## Given problem
Lines containing the word "Benn" are to be counted; state their number and nothing further.

## Task inputs
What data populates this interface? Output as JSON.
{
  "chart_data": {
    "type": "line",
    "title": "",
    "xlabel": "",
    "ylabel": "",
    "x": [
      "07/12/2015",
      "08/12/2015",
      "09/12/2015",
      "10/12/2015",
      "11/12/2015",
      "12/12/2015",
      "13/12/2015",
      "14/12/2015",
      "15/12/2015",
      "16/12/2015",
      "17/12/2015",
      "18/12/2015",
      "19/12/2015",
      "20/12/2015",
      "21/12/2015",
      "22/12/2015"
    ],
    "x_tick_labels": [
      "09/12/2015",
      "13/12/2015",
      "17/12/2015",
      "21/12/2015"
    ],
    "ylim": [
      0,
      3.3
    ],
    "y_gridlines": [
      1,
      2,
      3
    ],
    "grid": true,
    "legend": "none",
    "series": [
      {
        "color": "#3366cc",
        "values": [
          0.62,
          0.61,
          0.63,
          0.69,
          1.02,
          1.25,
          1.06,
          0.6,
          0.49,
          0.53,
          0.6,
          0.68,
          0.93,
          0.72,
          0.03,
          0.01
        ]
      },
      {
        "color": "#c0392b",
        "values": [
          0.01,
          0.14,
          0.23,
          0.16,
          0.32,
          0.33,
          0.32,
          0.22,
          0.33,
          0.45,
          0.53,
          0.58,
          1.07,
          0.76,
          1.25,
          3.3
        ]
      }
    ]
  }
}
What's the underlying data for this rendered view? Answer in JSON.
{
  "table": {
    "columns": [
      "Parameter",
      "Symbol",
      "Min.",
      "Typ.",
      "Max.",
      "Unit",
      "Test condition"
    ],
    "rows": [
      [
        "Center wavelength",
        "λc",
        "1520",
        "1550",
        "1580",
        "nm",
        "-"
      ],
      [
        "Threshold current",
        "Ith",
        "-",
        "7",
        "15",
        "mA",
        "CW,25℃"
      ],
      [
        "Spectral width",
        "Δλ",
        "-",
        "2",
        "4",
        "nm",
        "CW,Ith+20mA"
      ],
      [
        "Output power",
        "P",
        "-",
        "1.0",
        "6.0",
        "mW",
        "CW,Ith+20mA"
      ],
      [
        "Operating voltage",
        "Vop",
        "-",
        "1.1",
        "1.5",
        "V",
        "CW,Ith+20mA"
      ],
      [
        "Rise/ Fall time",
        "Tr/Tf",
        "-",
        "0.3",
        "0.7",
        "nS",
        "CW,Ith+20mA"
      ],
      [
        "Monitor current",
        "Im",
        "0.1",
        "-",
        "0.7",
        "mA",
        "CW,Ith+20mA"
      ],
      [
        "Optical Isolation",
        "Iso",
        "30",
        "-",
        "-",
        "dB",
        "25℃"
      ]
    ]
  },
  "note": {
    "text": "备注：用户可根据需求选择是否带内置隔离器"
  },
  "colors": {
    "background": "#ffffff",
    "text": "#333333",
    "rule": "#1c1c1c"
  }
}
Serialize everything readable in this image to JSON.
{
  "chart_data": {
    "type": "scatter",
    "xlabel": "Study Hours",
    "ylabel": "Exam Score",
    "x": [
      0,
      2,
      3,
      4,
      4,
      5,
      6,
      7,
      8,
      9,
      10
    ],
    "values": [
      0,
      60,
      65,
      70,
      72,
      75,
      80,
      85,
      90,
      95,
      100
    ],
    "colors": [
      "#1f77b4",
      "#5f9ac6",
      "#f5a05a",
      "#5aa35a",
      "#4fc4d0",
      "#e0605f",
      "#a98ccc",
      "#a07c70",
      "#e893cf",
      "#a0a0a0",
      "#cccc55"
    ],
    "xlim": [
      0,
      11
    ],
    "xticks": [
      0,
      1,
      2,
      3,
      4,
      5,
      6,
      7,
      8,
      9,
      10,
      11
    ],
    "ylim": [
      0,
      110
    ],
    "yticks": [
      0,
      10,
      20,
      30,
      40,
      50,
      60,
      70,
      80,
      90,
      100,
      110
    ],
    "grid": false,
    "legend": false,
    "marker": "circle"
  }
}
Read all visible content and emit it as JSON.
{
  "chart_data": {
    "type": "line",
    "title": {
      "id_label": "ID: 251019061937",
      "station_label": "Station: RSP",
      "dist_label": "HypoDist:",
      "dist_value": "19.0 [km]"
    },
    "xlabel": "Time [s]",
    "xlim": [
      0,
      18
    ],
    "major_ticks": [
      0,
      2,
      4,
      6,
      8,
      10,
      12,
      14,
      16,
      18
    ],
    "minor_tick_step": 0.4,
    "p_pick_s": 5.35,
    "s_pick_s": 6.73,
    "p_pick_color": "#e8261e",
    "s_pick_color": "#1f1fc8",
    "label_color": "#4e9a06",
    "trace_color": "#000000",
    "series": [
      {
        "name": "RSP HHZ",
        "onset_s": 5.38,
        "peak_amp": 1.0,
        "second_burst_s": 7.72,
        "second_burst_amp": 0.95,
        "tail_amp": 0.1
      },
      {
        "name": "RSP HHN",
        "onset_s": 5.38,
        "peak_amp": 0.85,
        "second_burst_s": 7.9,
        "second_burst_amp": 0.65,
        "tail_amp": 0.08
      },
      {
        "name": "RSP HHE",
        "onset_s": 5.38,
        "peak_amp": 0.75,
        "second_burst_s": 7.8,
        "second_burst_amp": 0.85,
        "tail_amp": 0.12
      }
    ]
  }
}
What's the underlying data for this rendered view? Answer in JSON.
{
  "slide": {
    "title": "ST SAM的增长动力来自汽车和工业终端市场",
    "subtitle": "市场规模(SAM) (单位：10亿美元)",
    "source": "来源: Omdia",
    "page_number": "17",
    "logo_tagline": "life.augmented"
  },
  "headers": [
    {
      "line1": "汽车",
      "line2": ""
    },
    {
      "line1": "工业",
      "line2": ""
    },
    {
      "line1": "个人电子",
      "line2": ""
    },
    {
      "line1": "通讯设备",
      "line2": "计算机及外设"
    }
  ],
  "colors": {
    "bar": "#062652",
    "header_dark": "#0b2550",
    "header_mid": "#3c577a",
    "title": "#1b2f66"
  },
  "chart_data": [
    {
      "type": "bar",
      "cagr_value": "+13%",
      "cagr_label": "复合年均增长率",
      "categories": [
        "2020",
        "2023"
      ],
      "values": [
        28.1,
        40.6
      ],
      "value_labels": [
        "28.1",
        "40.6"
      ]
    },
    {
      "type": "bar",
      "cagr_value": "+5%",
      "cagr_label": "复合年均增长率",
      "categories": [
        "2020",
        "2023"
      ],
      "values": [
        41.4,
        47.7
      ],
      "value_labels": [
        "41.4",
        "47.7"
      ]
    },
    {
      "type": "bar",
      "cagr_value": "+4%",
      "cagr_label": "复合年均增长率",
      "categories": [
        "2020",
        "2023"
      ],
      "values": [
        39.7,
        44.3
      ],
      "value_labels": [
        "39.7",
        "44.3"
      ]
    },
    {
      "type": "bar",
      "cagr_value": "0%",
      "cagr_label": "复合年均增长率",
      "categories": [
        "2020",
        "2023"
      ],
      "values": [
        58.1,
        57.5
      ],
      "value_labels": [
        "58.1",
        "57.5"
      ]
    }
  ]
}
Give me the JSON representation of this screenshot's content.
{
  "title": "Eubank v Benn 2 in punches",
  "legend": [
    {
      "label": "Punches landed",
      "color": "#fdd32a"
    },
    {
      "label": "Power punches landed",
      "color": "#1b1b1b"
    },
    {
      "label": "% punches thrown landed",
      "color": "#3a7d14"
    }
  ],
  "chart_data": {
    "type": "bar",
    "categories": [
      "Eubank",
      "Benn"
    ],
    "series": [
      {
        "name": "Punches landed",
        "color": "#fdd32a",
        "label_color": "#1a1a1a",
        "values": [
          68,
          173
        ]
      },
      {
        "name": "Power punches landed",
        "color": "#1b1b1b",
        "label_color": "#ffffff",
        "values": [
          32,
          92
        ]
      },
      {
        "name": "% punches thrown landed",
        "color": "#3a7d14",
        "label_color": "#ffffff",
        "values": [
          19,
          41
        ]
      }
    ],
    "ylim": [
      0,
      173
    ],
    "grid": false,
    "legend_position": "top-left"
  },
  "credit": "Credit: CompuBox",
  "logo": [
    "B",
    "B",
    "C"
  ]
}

## The completed task
2